[Data entries]
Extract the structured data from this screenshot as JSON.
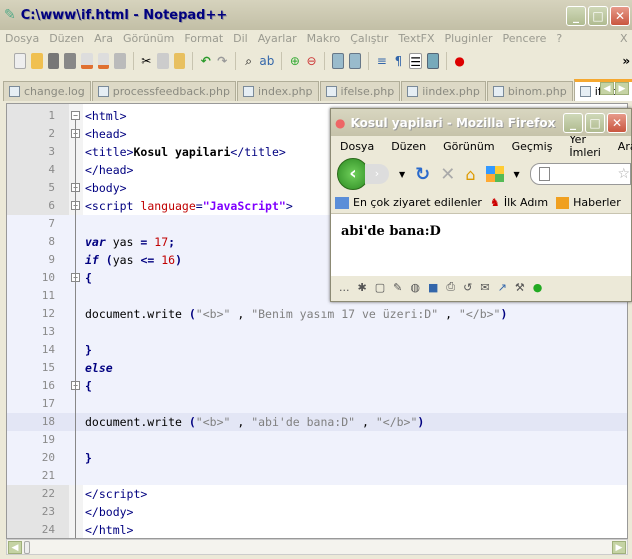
{
  "window": {
    "title": "C:\\www\\if.html - Notepad++"
  },
  "menu": [
    "Dosya",
    "Düzen",
    "Ara",
    "Görünüm",
    "Format",
    "Dil",
    "Ayarlar",
    "Makro",
    "Çalıştır",
    "TextFX",
    "Pluginler",
    "Pencere",
    "?"
  ],
  "menu_close": "X",
  "tabs": [
    {
      "label": "change.log"
    },
    {
      "label": "processfeedback.php"
    },
    {
      "label": "index.php"
    },
    {
      "label": "ifelse.php"
    },
    {
      "label": "iindex.php"
    },
    {
      "label": "binom.php"
    },
    {
      "label": "if.html",
      "active": true
    }
  ],
  "code": [
    [
      [
        "t",
        "<html>"
      ]
    ],
    [
      [
        "t",
        "<head>"
      ]
    ],
    [
      [
        "t",
        "<title>"
      ],
      [
        "b",
        "Kosul yapilari"
      ],
      [
        "t",
        "</title>"
      ]
    ],
    [
      [
        "t",
        "</head>"
      ]
    ],
    [
      [
        "t",
        "<body>"
      ]
    ],
    [
      [
        "t",
        "<script "
      ],
      [
        "a",
        "language"
      ],
      [
        "t",
        "="
      ],
      [
        "v",
        "\"JavaScript\""
      ],
      [
        "t",
        ">"
      ]
    ],
    [],
    [
      [
        "k",
        "var"
      ],
      [
        "p",
        " yas "
      ],
      [
        "o",
        "="
      ],
      [
        "p",
        " "
      ],
      [
        "n",
        "17"
      ],
      [
        "o",
        ";"
      ]
    ],
    [
      [
        "k",
        "if"
      ],
      [
        "p",
        " "
      ],
      [
        "o",
        "("
      ],
      [
        "p",
        "yas "
      ],
      [
        "o",
        "<="
      ],
      [
        "p",
        " "
      ],
      [
        "n",
        "16"
      ],
      [
        "o",
        ")"
      ]
    ],
    [
      [
        "o",
        "{"
      ]
    ],
    [],
    [
      [
        "p",
        "document.write "
      ],
      [
        "o",
        "("
      ],
      [
        "s",
        "\"<b>\""
      ],
      [
        "p",
        " , "
      ],
      [
        "s",
        "\"Benim yasım 17 ve üzeri:D\""
      ],
      [
        "p",
        " , "
      ],
      [
        "s",
        "\"</b>\""
      ],
      [
        "o",
        ")"
      ]
    ],
    [],
    [
      [
        "o",
        "}"
      ]
    ],
    [
      [
        "k",
        "else"
      ]
    ],
    [
      [
        "o",
        "{"
      ]
    ],
    [],
    [
      [
        "p",
        "document.write "
      ],
      [
        "o",
        "("
      ],
      [
        "s",
        "\"<b>\""
      ],
      [
        "p",
        " , "
      ],
      [
        "s",
        "\"abi'de bana:D\""
      ],
      [
        "p",
        " , "
      ],
      [
        "s",
        "\"</b>\""
      ],
      [
        "o",
        ")"
      ]
    ],
    [],
    [
      [
        "o",
        "}"
      ]
    ],
    [],
    [
      [
        "t",
        "</script>"
      ]
    ],
    [
      [
        "t",
        "</body>"
      ]
    ],
    [
      [
        "t",
        "</html>"
      ]
    ]
  ],
  "firefox": {
    "title": "Kosul yapilari - Mozilla Firefox",
    "menu": [
      "Dosya",
      "Düzen",
      "Görünüm",
      "Geçmiş",
      "Yer İmleri",
      "Araçla"
    ],
    "bookmarks": [
      "En çok ziyaret edilenler",
      "İlk Adım",
      "Haberler"
    ],
    "content": "abi'de bana:D",
    "status_dots": "..."
  }
}
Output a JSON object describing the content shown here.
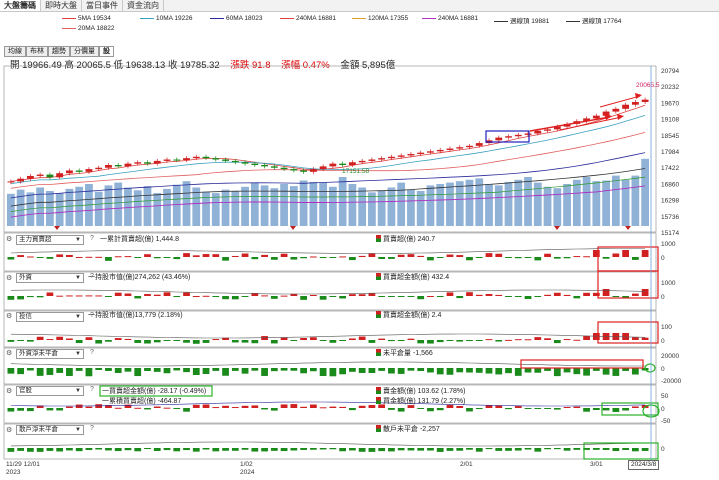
{
  "tabs": [
    "大盤籌碼",
    "即時大盤",
    "當日事件",
    "資金流向"
  ],
  "legend": [
    {
      "label": "5MA 19534",
      "color": "#e04040"
    },
    {
      "label": "10MA 19226",
      "color": "#3aa0c0"
    },
    {
      "label": "60MA 18023",
      "color": "#2a2a9a"
    },
    {
      "label": "240MA 16881",
      "color": "#e04040"
    },
    {
      "label": "120MA 17355",
      "color": "#e0a030"
    },
    {
      "label": "240MA 16881",
      "color": "#b030c0"
    },
    {
      "label": "週線頂 19881",
      "color": "#333333"
    },
    {
      "label": "週線頂 17764",
      "color": "#333333"
    },
    {
      "label": "20MA 18822",
      "color": "#e06060"
    }
  ],
  "subtabs": [
    "均線",
    "布林",
    "趨勢",
    "分價量",
    "設"
  ],
  "ohlc": {
    "open": "開 19966.49",
    "high": "高 20065.5",
    "low": "低 19638.13",
    "close": "收 19785.32",
    "change": "漲跌 91.8",
    "pct": "漲幅 0.47%",
    "amount": "金額 5,895億"
  },
  "price_axis": [
    "20794",
    "20232",
    "19670",
    "19108",
    "18545",
    "17984",
    "17422",
    "16860",
    "16298",
    "15736",
    "15174"
  ],
  "annotations": {
    "high_marker": "20065.5",
    "low_marker": "17151.58"
  },
  "panels": [
    {
      "select": "主力買賣超",
      "left": "一累計買賣超(億) 1,444.8",
      "right": "買賣超(億) 240.7",
      "axis": [
        "1000",
        "0"
      ]
    },
    {
      "select": "外資",
      "left": "一持股市值(億)274,262 (43.46%)",
      "right": "買賣超金額(億) 432.4",
      "axis": [
        "1000",
        "0"
      ]
    },
    {
      "select": "投信",
      "left": "一持股市值(億)13,779 (2.18%)",
      "right": "買賣超金額(億) 2.4",
      "axis": [
        "100",
        "0"
      ]
    },
    {
      "select": "外資淨未平倉",
      "left": "",
      "right": "未平倉量 -1,566",
      "axis": [
        "20000",
        "0",
        "-20000"
      ]
    },
    {
      "select": "官股",
      "left": "一買賣超金額(億) -28.17 (-0.49%)",
      "left2": "一累積買賣超(億) -464.87",
      "right": "賣金額(億) 103.62 (1.78%)",
      "right2": "買金額(億) 131.79 (2.27%)",
      "axis": [
        "50",
        "0",
        "-50"
      ]
    },
    {
      "select": "散戶淨未平倉",
      "left": "",
      "right": "散戶未平倉 -2,257",
      "axis": [
        "0"
      ]
    }
  ],
  "xaxis": [
    {
      "label": "11/29 12/01",
      "sub": "2023"
    },
    {
      "label": "1/02",
      "sub": "2024"
    },
    {
      "label": "2/01",
      "sub": ""
    },
    {
      "label": "3/01",
      "sub": ""
    }
  ],
  "date_cursor": "2024/3/8",
  "chart_data": {
    "type": "bar",
    "price_range": [
      15174,
      20794
    ],
    "closes": [
      16800,
      16900,
      17000,
      17050,
      16950,
      17100,
      17200,
      17150,
      17250,
      17300,
      17400,
      17350,
      17450,
      17500,
      17450,
      17550,
      17600,
      17580,
      17650,
      17700,
      17650,
      17600,
      17550,
      17500,
      17450,
      17400,
      17350,
      17300,
      17250,
      17200,
      17151,
      17250,
      17350,
      17450,
      17400,
      17500,
      17550,
      17600,
      17650,
      17700,
      17750,
      17800,
      17850,
      17900,
      17950,
      18000,
      18050,
      18100,
      18200,
      18300,
      18400,
      18450,
      18500,
      18550,
      18650,
      18700,
      18800,
      18900,
      19000,
      19100,
      19200,
      19350,
      19450,
      19600,
      19700,
      19785
    ],
    "volume": [
      0.46,
      0.52,
      0.48,
      0.55,
      0.5,
      0.47,
      0.53,
      0.56,
      0.6,
      0.49,
      0.58,
      0.62,
      0.55,
      0.51,
      0.57,
      0.47,
      0.53,
      0.59,
      0.64,
      0.55,
      0.49,
      0.47,
      0.52,
      0.5,
      0.56,
      0.62,
      0.58,
      0.54,
      0.6,
      0.57,
      0.65,
      0.63,
      0.62,
      0.56,
      0.7,
      0.6,
      0.55,
      0.48,
      0.5,
      0.55,
      0.62,
      0.52,
      0.5,
      0.58,
      0.6,
      0.62,
      0.64,
      0.66,
      0.68,
      0.6,
      0.58,
      0.63,
      0.66,
      0.7,
      0.62,
      0.56,
      0.54,
      0.6,
      0.66,
      0.7,
      0.64,
      0.65,
      0.72,
      0.66,
      0.72,
      0.96
    ]
  }
}
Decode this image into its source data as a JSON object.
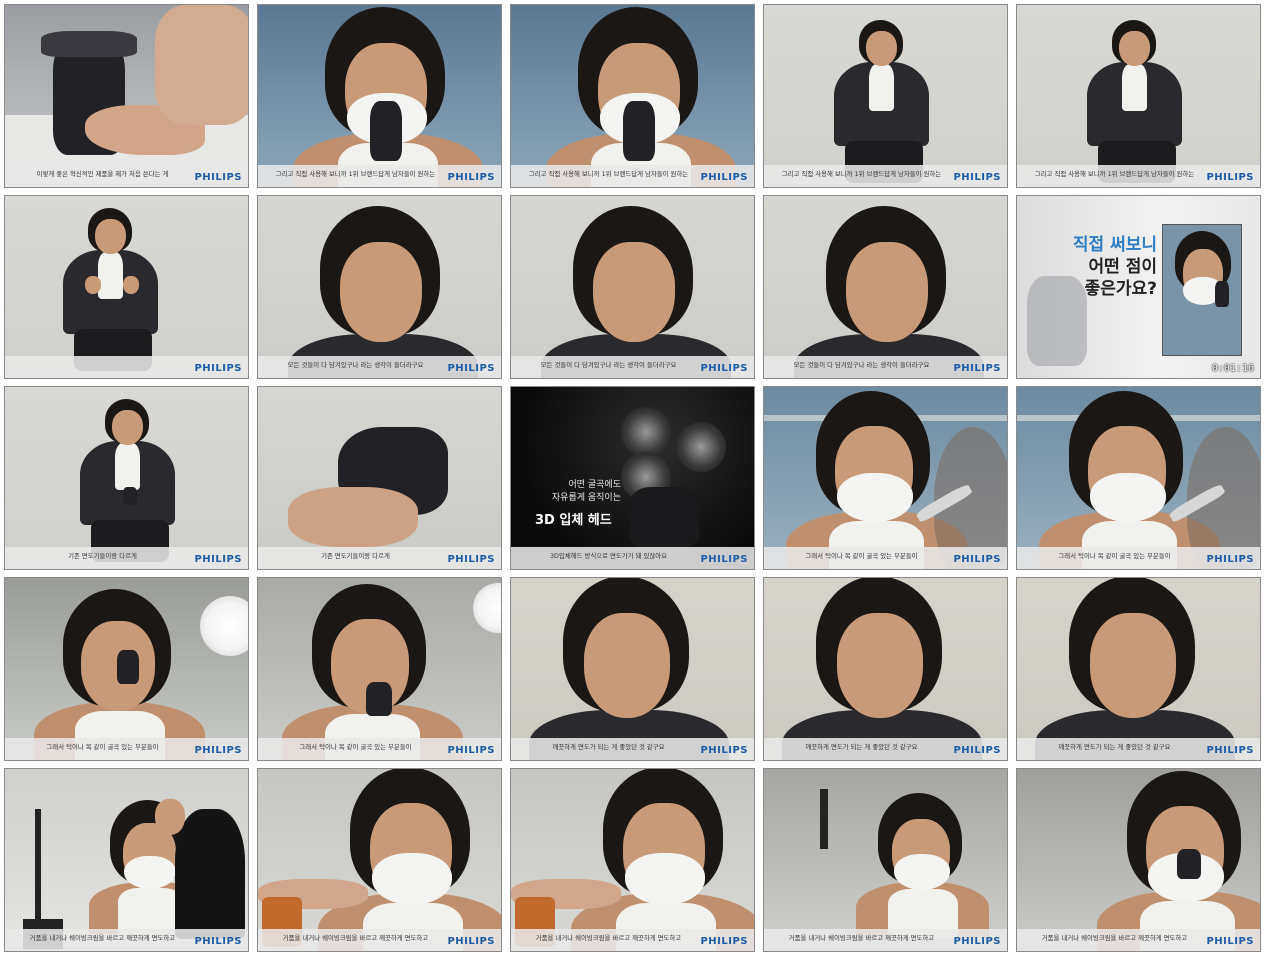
{
  "sheet": {
    "columns": 5,
    "rows": 5
  },
  "colors": {
    "brand_blue": "#1e5ca8",
    "studio_grey": "#d5d6d2",
    "thumb_border": "#8a8a8a",
    "promo_black": "#0a0a0a",
    "headline_blue": "#2c7dc3",
    "headline_dark": "#222222"
  },
  "thumbnails": [
    {
      "scene": "hand-shaver",
      "caption": "이렇게 좋은 혁신적인 제품을 제가 처음 쓴다는 게",
      "logo": "PHILIPS"
    },
    {
      "scene": "shave-closeup",
      "caption": "그리고 직접 사용해 보니까 1위 브랜드답게 남자들이 원하는",
      "logo": "PHILIPS"
    },
    {
      "scene": "shave-closeup",
      "caption": "그리고 직접 사용해 보니까 1위 브랜드답게 남자들이 원하는",
      "logo": "PHILIPS"
    },
    {
      "scene": "seated-wide",
      "caption": "그리고 직접 사용해 보니까 1위 브랜드답게 남자들이 원하는",
      "logo": "PHILIPS"
    },
    {
      "scene": "seated-wide",
      "caption": "그리고 직접 사용해 보니까 1위 브랜드답게 남자들이 원하는",
      "logo": "PHILIPS"
    },
    {
      "scene": "seated-gesture",
      "caption": "",
      "logo": "PHILIPS"
    },
    {
      "scene": "face-closeup",
      "caption": "모든 것들이 다 담겨있구나 라는 생각이 들더라구요",
      "logo": "PHILIPS"
    },
    {
      "scene": "face-closeup",
      "caption": "모든 것들이 다 담겨있구나 라는 생각이 들더라구요",
      "logo": "PHILIPS"
    },
    {
      "scene": "face-closeup",
      "caption": "모든 것들이 다 담겨있구나 라는 생각이 들더라구요",
      "logo": "PHILIPS"
    },
    {
      "scene": "title-card",
      "caption": "",
      "logo": "",
      "headline": [
        "직접 써보니",
        "어떤 점이",
        "좋은가요?"
      ],
      "timestamp": "0:01:16"
    },
    {
      "scene": "seated-shaver",
      "caption": "기존 면도기들이랑 다르게",
      "logo": "PHILIPS"
    },
    {
      "scene": "hand-product",
      "caption": "기존 면도기들이랑 다르게",
      "logo": "PHILIPS"
    },
    {
      "scene": "product-promo",
      "caption": "3D입체헤드 방식으로 면도가가 돼 있잖아요",
      "logo": "PHILIPS",
      "promo_lines": [
        "어떤 굴곡에도",
        "자유롭게 움직이는"
      ],
      "promo_title": "3D 입체 헤드"
    },
    {
      "scene": "mirror-shave",
      "caption": "그래서 턱이나 목 같이 굴곡 있는 부분들이",
      "logo": "PHILIPS"
    },
    {
      "scene": "mirror-shave",
      "caption": "그래서 턱이나 목 같이 굴곡 있는 부분들이",
      "logo": "PHILIPS"
    },
    {
      "scene": "studio-shave",
      "caption": "그래서 턱이나 목 같이 굴곡 있는 부분들이",
      "logo": "PHILIPS"
    },
    {
      "scene": "studio-shave2",
      "caption": "그래서 턱이나 목 같이 굴곡 있는 부분들이",
      "logo": "PHILIPS"
    },
    {
      "scene": "jacket-closeup",
      "caption": "깨끗하게 면도가 되는 게 좋았던 것 같구요",
      "logo": "PHILIPS"
    },
    {
      "scene": "jacket-closeup",
      "caption": "깨끗하게 면도가 되는 게 좋았던 것 같구요",
      "logo": "PHILIPS"
    },
    {
      "scene": "jacket-closeup",
      "caption": "깨끗하게 면도가 되는 게 좋았던 것 같구요",
      "logo": "PHILIPS"
    },
    {
      "scene": "makeup-wide",
      "caption": "거품을 내거나 쉐이빙크림을 바르고 깨끗하게 면도하고",
      "logo": "PHILIPS"
    },
    {
      "scene": "makeup-close",
      "caption": "거품을 내거나 쉐이빙크림을 바르고 깨끗하게 면도하고",
      "logo": "PHILIPS"
    },
    {
      "scene": "makeup-close",
      "caption": "거품을 내거나 쉐이빙크림을 바르고 깨끗하게 면도하고",
      "logo": "PHILIPS"
    },
    {
      "scene": "studio-foam",
      "caption": "거품을 내거나 쉐이빙크림을 바르고 깨끗하게 면도하고",
      "logo": "PHILIPS"
    },
    {
      "scene": "foam-closeup",
      "caption": "거품을 내거나 쉐이빙크림을 바르고 깨끗하게 면도하고",
      "logo": "PHILIPS"
    }
  ]
}
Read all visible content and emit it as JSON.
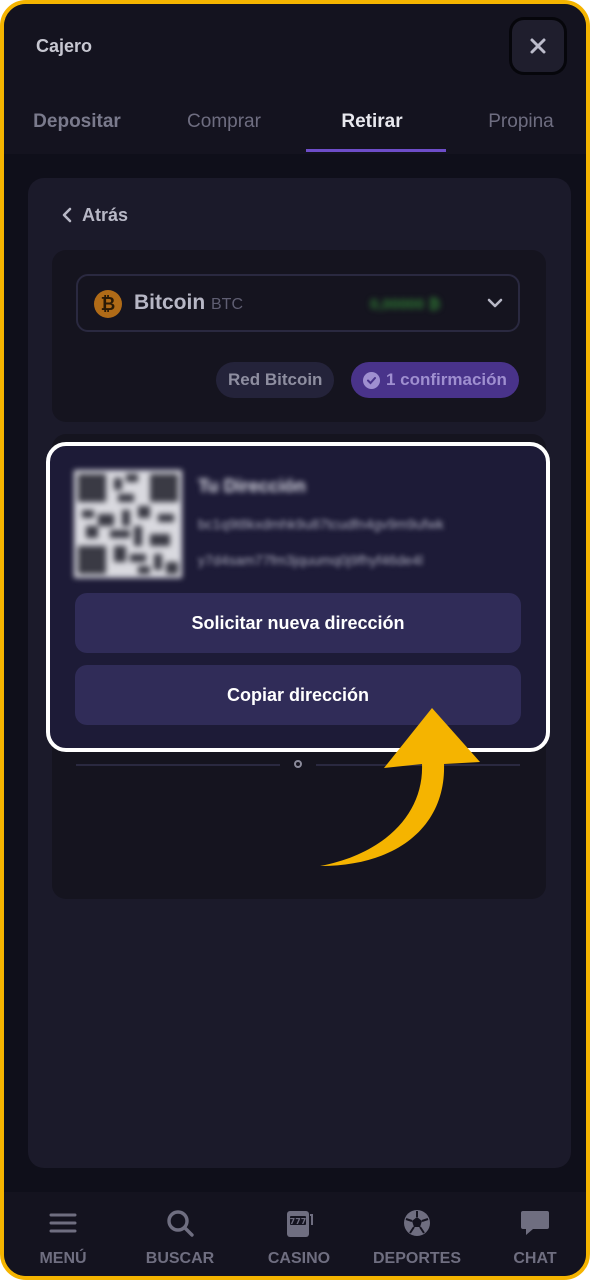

→ WHAT YOU SHOULD DO:
Of the lines above, how many include the word "seated"? Reply with the number alone.

→ ANSWER BELOW:
4